WORK TO BE COMPLETED: Transcribe all the records exactly and omit any images they hold.

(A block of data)
------------------------------

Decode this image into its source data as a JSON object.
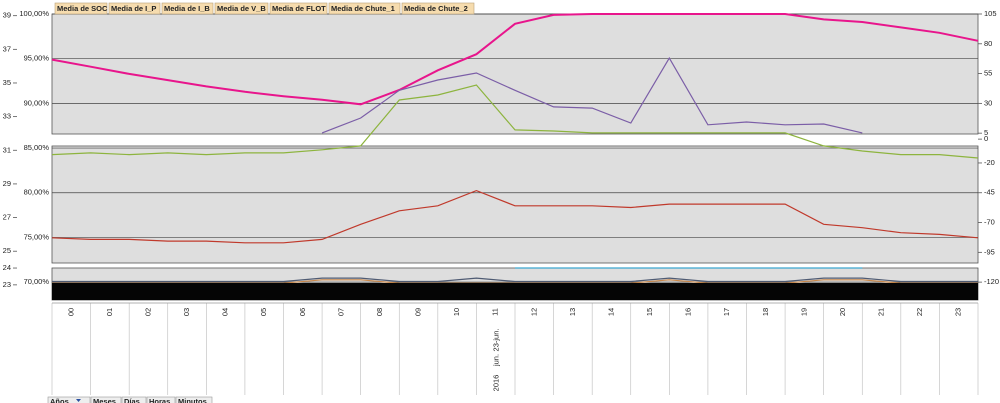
{
  "chart_data": {
    "type": "line",
    "xlim": [
      0,
      24
    ],
    "xticks": [
      {
        "value": 0,
        "label": "00"
      },
      {
        "value": 1,
        "label": "01"
      },
      {
        "value": 2,
        "label": "02"
      },
      {
        "value": 3,
        "label": "03"
      },
      {
        "value": 4,
        "label": "04"
      },
      {
        "value": 5,
        "label": "05"
      },
      {
        "value": 6,
        "label": "06"
      },
      {
        "value": 7,
        "label": "07"
      },
      {
        "value": 8,
        "label": "08"
      },
      {
        "value": 9,
        "label": "09"
      },
      {
        "value": 10,
        "label": "10"
      },
      {
        "value": 11,
        "label": "11"
      },
      {
        "value": 12,
        "label": "12"
      },
      {
        "value": 13,
        "label": "13"
      },
      {
        "value": 14,
        "label": "14"
      },
      {
        "value": 15,
        "label": "15"
      },
      {
        "value": 16,
        "label": "16"
      },
      {
        "value": 17,
        "label": "17"
      },
      {
        "value": 18,
        "label": "18"
      },
      {
        "value": 19,
        "label": "19"
      },
      {
        "value": 20,
        "label": "20"
      },
      {
        "value": 21,
        "label": "21"
      },
      {
        "value": 22,
        "label": "22"
      },
      {
        "value": 23,
        "label": "23"
      }
    ],
    "date_labels": [
      "23-jun.",
      "jun.",
      "2016"
    ],
    "ylim": [
      68,
      100
    ],
    "yticks": [
      {
        "value": 100,
        "label": "100,00%"
      },
      {
        "value": 95,
        "label": "95,00%"
      },
      {
        "value": 90,
        "label": "90,00%"
      },
      {
        "value": 85,
        "label": "85,00%"
      },
      {
        "value": 80,
        "label": "80,00%"
      },
      {
        "value": 75,
        "label": "75,00%"
      },
      {
        "value": 70,
        "label": "70,00%"
      }
    ],
    "y2lim": [
      -135,
      105
    ],
    "y2ticks": [
      105,
      80,
      55,
      30,
      5,
      0,
      -20,
      -45,
      -70,
      -95,
      -120
    ],
    "y3lim": [
      22.1,
      39.1
    ],
    "y3ticks": [
      39,
      37,
      35,
      33,
      31,
      29,
      27,
      25,
      24,
      23
    ],
    "grid": true,
    "x": [
      0,
      1,
      2,
      3,
      4,
      5,
      6,
      7,
      8,
      9,
      10,
      11,
      12,
      13,
      14,
      15,
      16,
      17,
      18,
      19,
      20,
      21,
      22,
      23,
      24
    ],
    "series": [
      {
        "name": "Media de SOC",
        "color": "#e8158c",
        "axis": "y",
        "values": [
          94.9,
          94.1,
          93.3,
          92.6,
          91.9,
          91.3,
          90.8,
          90.4,
          89.9,
          91.5,
          93.7,
          95.5,
          98.9,
          99.9,
          100,
          100,
          100,
          100,
          100,
          100,
          99.4,
          99.1,
          98.5,
          97.9,
          97.0
        ]
      },
      {
        "name": "Media de I_P",
        "color": "#7b5ea7",
        "axis": "y2",
        "values": [
          null,
          null,
          null,
          null,
          null,
          null,
          null,
          5.2,
          17.7,
          41,
          49.6,
          55.5,
          41,
          27,
          26,
          13.5,
          68,
          12,
          14.4,
          12,
          12.7,
          5.2,
          null,
          null,
          null
        ]
      },
      {
        "name": "Media de I_B",
        "color": "#8db43e",
        "axis": "y2",
        "values": [
          -13,
          -11.6,
          -13,
          -11.6,
          -13,
          -11.6,
          -11.6,
          -9,
          -5.7,
          32.8,
          37,
          45.4,
          7.7,
          6.8,
          5.2,
          5.2,
          5.2,
          5.2,
          5.2,
          5.2,
          -5.7,
          -10,
          -13,
          -13,
          -15.8
        ]
      },
      {
        "name": "Media de V_B",
        "color": "#c0392b",
        "axis": "y3",
        "values": [
          25.8,
          25.7,
          25.7,
          25.6,
          25.6,
          25.5,
          25.5,
          25.7,
          26.6,
          27.4,
          27.7,
          28.6,
          27.7,
          27.7,
          27.7,
          27.6,
          27.8,
          27.8,
          27.8,
          27.8,
          26.6,
          26.4,
          26.1,
          26.0,
          25.8
        ]
      },
      {
        "name": "Media de FLOT",
        "color": "#3aa6d0",
        "axis": "y3",
        "values": [
          null,
          null,
          null,
          null,
          null,
          null,
          null,
          null,
          null,
          null,
          null,
          null,
          24.0,
          24.0,
          24.0,
          24.0,
          24.0,
          24.0,
          24.0,
          24.0,
          24.0,
          24.0,
          null,
          null,
          null
        ]
      },
      {
        "name": "Media de Chute_1",
        "color": "#c8874a",
        "axis": "y3",
        "values": [
          23.1,
          23.1,
          23.1,
          23.1,
          23.1,
          23.1,
          23.1,
          23.3,
          23.3,
          23.1,
          23.1,
          23.1,
          23.1,
          23.1,
          23.1,
          23.1,
          23.3,
          23.1,
          23.1,
          23.1,
          23.3,
          23.3,
          23.1,
          23.1,
          23.1
        ]
      },
      {
        "name": "Media de Chute_2",
        "color": "#4f5b73",
        "axis": "y3",
        "values": [
          23.2,
          23.2,
          23.2,
          23.2,
          23.2,
          23.2,
          23.2,
          23.4,
          23.4,
          23.2,
          23.2,
          23.4,
          23.2,
          23.2,
          23.2,
          23.2,
          23.4,
          23.2,
          23.2,
          23.2,
          23.4,
          23.4,
          23.2,
          23.2,
          23.2
        ]
      }
    ],
    "period_buttons": [
      "Años",
      "Meses",
      "Días",
      "Horas",
      "Minutos"
    ]
  }
}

------------------------------

RESPONSE TO THE TASK:
Decode this image into its source data as a JSON object.
{
  "chart_data": {
    "type": "line",
    "xlim": [
      0,
      24
    ],
    "xticks": [
      {
        "value": 0,
        "label": "00"
      },
      {
        "value": 1,
        "label": "01"
      },
      {
        "value": 2,
        "label": "02"
      },
      {
        "value": 3,
        "label": "03"
      },
      {
        "value": 4,
        "label": "04"
      },
      {
        "value": 5,
        "label": "05"
      },
      {
        "value": 6,
        "label": "06"
      },
      {
        "value": 7,
        "label": "07"
      },
      {
        "value": 8,
        "label": "08"
      },
      {
        "value": 9,
        "label": "09"
      },
      {
        "value": 10,
        "label": "10"
      },
      {
        "value": 11,
        "label": "11"
      },
      {
        "value": 12,
        "label": "12"
      },
      {
        "value": 13,
        "label": "13"
      },
      {
        "value": 14,
        "label": "14"
      },
      {
        "value": 15,
        "label": "15"
      },
      {
        "value": 16,
        "label": "16"
      },
      {
        "value": 17,
        "label": "17"
      },
      {
        "value": 18,
        "label": "18"
      },
      {
        "value": 19,
        "label": "19"
      },
      {
        "value": 20,
        "label": "20"
      },
      {
        "value": 21,
        "label": "21"
      },
      {
        "value": 22,
        "label": "22"
      },
      {
        "value": 23,
        "label": "23"
      }
    ],
    "date_labels": [
      "23-jun.",
      "jun.",
      "2016"
    ],
    "ylim": [
      68,
      100
    ],
    "yticks": [
      {
        "value": 100,
        "label": "100,00%"
      },
      {
        "value": 95,
        "label": "95,00%"
      },
      {
        "value": 90,
        "label": "90,00%"
      },
      {
        "value": 85,
        "label": "85,00%"
      },
      {
        "value": 80,
        "label": "80,00%"
      },
      {
        "value": 75,
        "label": "75,00%"
      },
      {
        "value": 70,
        "label": "70,00%"
      }
    ],
    "y2lim": [
      -135,
      105
    ],
    "y2ticks": [
      105,
      80,
      55,
      30,
      5,
      0,
      -20,
      -45,
      -70,
      -95,
      -120
    ],
    "y3lim": [
      22.1,
      39.1
    ],
    "y3ticks": [
      39,
      37,
      35,
      33,
      31,
      29,
      27,
      25,
      24,
      23
    ],
    "grid": true,
    "x": [
      0,
      1,
      2,
      3,
      4,
      5,
      6,
      7,
      8,
      9,
      10,
      11,
      12,
      13,
      14,
      15,
      16,
      17,
      18,
      19,
      20,
      21,
      22,
      23,
      24
    ],
    "series": [
      {
        "name": "Media de SOC",
        "color": "#e8158c",
        "axis": "y",
        "values": [
          94.9,
          94.1,
          93.3,
          92.6,
          91.9,
          91.3,
          90.8,
          90.4,
          89.9,
          91.5,
          93.7,
          95.5,
          98.9,
          99.9,
          100,
          100,
          100,
          100,
          100,
          100,
          99.4,
          99.1,
          98.5,
          97.9,
          97.0
        ]
      },
      {
        "name": "Media de I_P",
        "color": "#7b5ea7",
        "axis": "y2",
        "values": [
          null,
          null,
          null,
          null,
          null,
          null,
          null,
          5.2,
          17.7,
          41,
          49.6,
          55.5,
          41,
          27,
          26,
          13.5,
          68,
          12,
          14.4,
          12,
          12.7,
          5.2,
          null,
          null,
          null
        ]
      },
      {
        "name": "Media de I_B",
        "color": "#8db43e",
        "axis": "y2",
        "values": [
          -13,
          -11.6,
          -13,
          -11.6,
          -13,
          -11.6,
          -11.6,
          -9,
          -5.7,
          32.8,
          37,
          45.4,
          7.7,
          6.8,
          5.2,
          5.2,
          5.2,
          5.2,
          5.2,
          5.2,
          -5.7,
          -10,
          -13,
          -13,
          -15.8
        ]
      },
      {
        "name": "Media de V_B",
        "color": "#c0392b",
        "axis": "y3",
        "values": [
          25.8,
          25.7,
          25.7,
          25.6,
          25.6,
          25.5,
          25.5,
          25.7,
          26.6,
          27.4,
          27.7,
          28.6,
          27.7,
          27.7,
          27.7,
          27.6,
          27.8,
          27.8,
          27.8,
          27.8,
          26.6,
          26.4,
          26.1,
          26.0,
          25.8
        ]
      },
      {
        "name": "Media de FLOT",
        "color": "#3aa6d0",
        "axis": "y3",
        "values": [
          null,
          null,
          null,
          null,
          null,
          null,
          null,
          null,
          null,
          null,
          null,
          null,
          24.0,
          24.0,
          24.0,
          24.0,
          24.0,
          24.0,
          24.0,
          24.0,
          24.0,
          24.0,
          null,
          null,
          null
        ]
      },
      {
        "name": "Media de Chute_1",
        "color": "#c8874a",
        "axis": "y3",
        "values": [
          23.1,
          23.1,
          23.1,
          23.1,
          23.1,
          23.1,
          23.1,
          23.3,
          23.3,
          23.1,
          23.1,
          23.1,
          23.1,
          23.1,
          23.1,
          23.1,
          23.3,
          23.1,
          23.1,
          23.1,
          23.3,
          23.3,
          23.1,
          23.1,
          23.1
        ]
      },
      {
        "name": "Media de Chute_2",
        "color": "#4f5b73",
        "axis": "y3",
        "values": [
          23.2,
          23.2,
          23.2,
          23.2,
          23.2,
          23.2,
          23.2,
          23.4,
          23.4,
          23.2,
          23.2,
          23.4,
          23.2,
          23.2,
          23.2,
          23.2,
          23.4,
          23.2,
          23.2,
          23.2,
          23.4,
          23.4,
          23.2,
          23.2,
          23.2
        ]
      }
    ],
    "period_buttons": [
      "Años",
      "Meses",
      "Días",
      "Horas",
      "Minutos"
    ]
  }
}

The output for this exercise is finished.